▸ WHAT YOU NEED TO DO:
Some lines in the listing below may include the string "padlótól". How many are there? Give only the number.

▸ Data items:
------------------------------------------------
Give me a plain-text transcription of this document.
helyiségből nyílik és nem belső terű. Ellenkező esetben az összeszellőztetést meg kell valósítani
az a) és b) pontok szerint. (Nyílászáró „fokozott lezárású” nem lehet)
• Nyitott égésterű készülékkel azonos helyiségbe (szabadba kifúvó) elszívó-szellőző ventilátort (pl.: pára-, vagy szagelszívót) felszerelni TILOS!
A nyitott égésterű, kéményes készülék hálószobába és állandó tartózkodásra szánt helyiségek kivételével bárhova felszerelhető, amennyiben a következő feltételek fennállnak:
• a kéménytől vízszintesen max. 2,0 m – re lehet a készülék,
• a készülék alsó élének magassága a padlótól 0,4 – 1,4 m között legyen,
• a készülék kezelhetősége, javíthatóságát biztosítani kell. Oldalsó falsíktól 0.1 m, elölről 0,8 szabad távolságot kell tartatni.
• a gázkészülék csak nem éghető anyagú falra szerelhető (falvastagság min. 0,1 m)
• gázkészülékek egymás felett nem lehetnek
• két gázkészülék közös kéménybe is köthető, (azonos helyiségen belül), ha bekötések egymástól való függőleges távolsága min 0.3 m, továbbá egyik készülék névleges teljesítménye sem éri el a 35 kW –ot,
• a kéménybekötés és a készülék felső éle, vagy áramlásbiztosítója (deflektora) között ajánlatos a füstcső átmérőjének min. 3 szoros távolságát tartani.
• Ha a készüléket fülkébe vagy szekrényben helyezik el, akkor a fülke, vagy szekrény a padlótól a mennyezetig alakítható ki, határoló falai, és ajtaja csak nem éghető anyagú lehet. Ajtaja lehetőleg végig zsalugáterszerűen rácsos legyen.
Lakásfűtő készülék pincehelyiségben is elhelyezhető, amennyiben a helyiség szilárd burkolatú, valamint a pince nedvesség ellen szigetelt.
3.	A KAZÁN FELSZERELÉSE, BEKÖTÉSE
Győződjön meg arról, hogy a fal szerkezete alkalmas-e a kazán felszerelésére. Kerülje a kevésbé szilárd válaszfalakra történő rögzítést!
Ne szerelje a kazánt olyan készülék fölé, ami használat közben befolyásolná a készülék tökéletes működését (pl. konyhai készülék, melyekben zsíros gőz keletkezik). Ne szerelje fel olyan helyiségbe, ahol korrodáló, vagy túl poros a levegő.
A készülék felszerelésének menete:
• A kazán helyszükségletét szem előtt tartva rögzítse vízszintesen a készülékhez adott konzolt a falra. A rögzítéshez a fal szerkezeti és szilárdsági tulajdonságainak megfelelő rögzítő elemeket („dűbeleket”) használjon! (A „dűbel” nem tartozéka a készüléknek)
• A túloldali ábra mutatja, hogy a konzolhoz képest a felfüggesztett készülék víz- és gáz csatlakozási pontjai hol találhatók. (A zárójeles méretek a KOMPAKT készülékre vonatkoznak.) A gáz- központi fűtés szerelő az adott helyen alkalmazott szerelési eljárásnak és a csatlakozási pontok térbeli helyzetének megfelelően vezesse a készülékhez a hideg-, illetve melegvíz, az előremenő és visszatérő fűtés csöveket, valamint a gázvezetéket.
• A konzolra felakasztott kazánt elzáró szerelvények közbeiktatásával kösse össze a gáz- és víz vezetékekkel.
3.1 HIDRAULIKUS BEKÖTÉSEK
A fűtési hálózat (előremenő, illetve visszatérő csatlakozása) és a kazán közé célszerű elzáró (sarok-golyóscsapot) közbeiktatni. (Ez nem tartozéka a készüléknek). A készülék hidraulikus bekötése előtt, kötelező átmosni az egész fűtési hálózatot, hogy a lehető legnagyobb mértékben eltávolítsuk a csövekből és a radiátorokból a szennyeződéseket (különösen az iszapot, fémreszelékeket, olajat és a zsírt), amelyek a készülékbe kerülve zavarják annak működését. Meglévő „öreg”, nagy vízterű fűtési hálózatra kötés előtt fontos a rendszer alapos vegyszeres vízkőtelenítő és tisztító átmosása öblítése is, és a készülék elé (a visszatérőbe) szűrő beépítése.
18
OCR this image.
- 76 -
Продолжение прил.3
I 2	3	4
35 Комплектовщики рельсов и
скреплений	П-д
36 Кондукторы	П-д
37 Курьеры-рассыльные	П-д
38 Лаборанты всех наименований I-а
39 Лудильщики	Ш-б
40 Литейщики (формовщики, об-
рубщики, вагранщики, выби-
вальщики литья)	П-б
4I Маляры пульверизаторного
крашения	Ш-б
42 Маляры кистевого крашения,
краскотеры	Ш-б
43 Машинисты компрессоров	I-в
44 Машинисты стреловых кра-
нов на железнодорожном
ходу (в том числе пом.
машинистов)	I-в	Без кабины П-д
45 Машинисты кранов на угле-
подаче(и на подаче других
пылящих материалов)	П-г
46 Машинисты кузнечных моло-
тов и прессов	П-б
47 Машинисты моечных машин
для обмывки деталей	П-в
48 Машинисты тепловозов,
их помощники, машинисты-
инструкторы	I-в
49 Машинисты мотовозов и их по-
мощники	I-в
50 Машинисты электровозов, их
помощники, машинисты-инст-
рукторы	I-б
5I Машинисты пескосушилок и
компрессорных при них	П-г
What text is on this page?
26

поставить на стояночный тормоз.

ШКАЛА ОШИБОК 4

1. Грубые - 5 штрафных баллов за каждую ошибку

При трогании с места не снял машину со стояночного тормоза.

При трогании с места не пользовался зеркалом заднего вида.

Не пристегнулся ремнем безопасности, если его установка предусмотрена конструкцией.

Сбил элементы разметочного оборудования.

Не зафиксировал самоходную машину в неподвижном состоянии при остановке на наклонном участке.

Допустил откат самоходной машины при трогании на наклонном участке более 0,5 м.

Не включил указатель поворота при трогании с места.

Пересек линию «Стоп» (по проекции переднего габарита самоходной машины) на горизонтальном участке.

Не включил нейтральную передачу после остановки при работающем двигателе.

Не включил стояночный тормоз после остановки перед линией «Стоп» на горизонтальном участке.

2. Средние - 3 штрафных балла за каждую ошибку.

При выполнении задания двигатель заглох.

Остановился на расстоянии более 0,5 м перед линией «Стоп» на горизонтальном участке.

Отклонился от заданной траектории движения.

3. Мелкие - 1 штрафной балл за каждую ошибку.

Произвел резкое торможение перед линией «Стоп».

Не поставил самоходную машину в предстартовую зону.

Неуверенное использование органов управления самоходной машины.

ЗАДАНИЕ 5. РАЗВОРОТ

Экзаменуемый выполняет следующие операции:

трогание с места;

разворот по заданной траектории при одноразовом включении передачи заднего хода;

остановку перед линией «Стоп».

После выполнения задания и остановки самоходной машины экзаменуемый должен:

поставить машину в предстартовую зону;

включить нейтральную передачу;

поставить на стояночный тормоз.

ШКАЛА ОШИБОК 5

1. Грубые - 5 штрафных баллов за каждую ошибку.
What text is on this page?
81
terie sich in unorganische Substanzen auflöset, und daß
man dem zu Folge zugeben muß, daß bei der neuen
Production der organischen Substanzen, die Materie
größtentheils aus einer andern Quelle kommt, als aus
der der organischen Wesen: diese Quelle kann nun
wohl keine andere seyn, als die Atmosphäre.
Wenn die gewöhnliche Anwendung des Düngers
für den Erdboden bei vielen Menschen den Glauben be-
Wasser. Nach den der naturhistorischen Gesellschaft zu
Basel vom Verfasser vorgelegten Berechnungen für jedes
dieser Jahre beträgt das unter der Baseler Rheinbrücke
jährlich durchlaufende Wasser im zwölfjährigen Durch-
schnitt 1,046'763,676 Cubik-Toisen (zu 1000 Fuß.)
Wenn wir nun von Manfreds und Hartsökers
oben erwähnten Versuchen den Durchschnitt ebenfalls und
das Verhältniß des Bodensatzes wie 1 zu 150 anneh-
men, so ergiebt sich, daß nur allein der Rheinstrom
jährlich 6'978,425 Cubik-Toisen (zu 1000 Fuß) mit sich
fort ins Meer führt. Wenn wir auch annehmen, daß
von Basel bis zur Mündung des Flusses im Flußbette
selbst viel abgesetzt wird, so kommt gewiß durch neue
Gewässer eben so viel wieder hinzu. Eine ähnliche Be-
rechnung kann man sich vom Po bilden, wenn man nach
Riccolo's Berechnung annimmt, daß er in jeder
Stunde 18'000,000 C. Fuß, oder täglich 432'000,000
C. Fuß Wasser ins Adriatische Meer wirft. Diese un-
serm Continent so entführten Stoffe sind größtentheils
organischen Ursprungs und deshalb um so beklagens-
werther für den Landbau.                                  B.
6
------------------------------------------------
▸ ANSWER FOR THE TASK:
2